Data records
-*-*-
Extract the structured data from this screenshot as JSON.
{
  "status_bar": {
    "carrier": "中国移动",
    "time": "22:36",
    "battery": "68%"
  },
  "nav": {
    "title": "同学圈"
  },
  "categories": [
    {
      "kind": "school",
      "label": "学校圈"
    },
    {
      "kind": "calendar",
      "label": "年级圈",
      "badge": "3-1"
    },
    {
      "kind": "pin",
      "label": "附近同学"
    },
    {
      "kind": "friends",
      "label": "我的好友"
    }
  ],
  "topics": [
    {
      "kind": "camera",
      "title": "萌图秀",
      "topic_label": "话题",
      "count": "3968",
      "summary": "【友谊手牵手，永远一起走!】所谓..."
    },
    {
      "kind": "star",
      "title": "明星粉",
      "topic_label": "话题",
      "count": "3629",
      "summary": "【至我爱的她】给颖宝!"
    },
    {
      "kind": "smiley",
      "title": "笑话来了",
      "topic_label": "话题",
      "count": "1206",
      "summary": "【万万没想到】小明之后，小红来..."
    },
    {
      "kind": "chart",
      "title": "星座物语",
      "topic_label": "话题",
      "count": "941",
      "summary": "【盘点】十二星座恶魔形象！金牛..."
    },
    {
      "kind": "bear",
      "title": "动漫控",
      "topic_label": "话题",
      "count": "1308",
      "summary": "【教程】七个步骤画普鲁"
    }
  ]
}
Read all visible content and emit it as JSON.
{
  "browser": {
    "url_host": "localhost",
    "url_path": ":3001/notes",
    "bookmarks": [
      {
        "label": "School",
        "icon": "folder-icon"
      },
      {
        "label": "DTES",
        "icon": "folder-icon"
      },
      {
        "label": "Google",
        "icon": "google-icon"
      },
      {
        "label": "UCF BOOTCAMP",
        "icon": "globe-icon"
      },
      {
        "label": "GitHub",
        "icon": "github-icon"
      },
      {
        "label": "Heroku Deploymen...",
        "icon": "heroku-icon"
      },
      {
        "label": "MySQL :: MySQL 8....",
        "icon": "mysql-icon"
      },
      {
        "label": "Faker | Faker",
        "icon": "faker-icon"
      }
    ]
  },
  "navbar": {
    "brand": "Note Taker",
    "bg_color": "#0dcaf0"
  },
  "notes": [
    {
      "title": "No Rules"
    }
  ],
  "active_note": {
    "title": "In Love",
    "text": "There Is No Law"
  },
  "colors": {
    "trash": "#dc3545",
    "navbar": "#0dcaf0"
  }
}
-*-*-
Restate the data above exactly, keeping each word as it stands.

**Written solution**
Extract the structured data from this screenshot as JSON.
{
  "status_bar": {
    "carrier": "中国移动",
    "time": "22:36",
    "battery": "68%"
  },
  "nav": {
    "title": "同学圈"
  },
  "categories": [
    {
      "kind": "school",
      "label": "学校圈"
    },
    {
      "kind": "calendar",
      "label": "年级圈",
      "badge": "3-1"
    },
    {
      "kind": "pin",
      "label": "附近同学"
    },
    {
      "kind": "friends",
      "label": "我的好友"
    }
  ],
  "topics": [
    {
      "kind": "camera",
      "title": "萌图秀",
      "topic_label": "话题",
      "count": "3968",
      "summary": "【友谊手牵手，永远一起走!】所谓..."
    },
    {
      "kind": "star",
      "title": "明星粉",
      "topic_label": "话题",
      "count": "3629",
      "summary": "【至我爱的她】给颖宝!"
    },
    {
      "kind": "smiley",
      "title": "笑话来了",
      "topic_label": "话题",
      "count": "1206",
      "summary": "【万万没想到】小明之后，小红来..."
    },
    {
      "kind": "chart",
      "title": "星座物语",
      "topic_label": "话题",
      "count": "941",
      "summary": "【盘点】十二星座恶魔形象！金牛..."
    },
    {
      "kind": "bear",
      "title": "动漫控",
      "topic_label": "话题",
      "count": "1308",
      "summary": "【教程】七个步骤画普鲁"
    }
  ]
}
Read all visible content and emit it as JSON.
{
  "browser": {
    "url_host": "localhost",
    "url_path": ":3001/notes",
    "bookmarks": [
      {
        "label": "School",
        "icon": "folder-icon"
      },
      {
        "label": "DTES",
        "icon": "folder-icon"
      },
      {
        "label": "Google",
        "icon": "google-icon"
      },
      {
        "label": "UCF BOOTCAMP",
        "icon": "globe-icon"
      },
      {
        "label": "GitHub",
        "icon": "github-icon"
      },
      {
        "label": "Heroku Deploymen...",
        "icon": "heroku-icon"
      },
      {
        "label": "MySQL :: MySQL 8....",
        "icon": "mysql-icon"
      },
      {
        "label": "Faker | Faker",
        "icon": "faker-icon"
      }
    ]
  },
  "navbar": {
    "brand": "Note Taker",
    "bg_color": "#0dcaf0"
  },
  "notes": [
    {
      "title": "No Rules"
    }
  ],
  "active_note": {
    "title": "In Love",
    "text": "There Is No Law"
  },
  "colors": {
    "trash": "#dc3545",
    "navbar": "#0dcaf0"
  }
}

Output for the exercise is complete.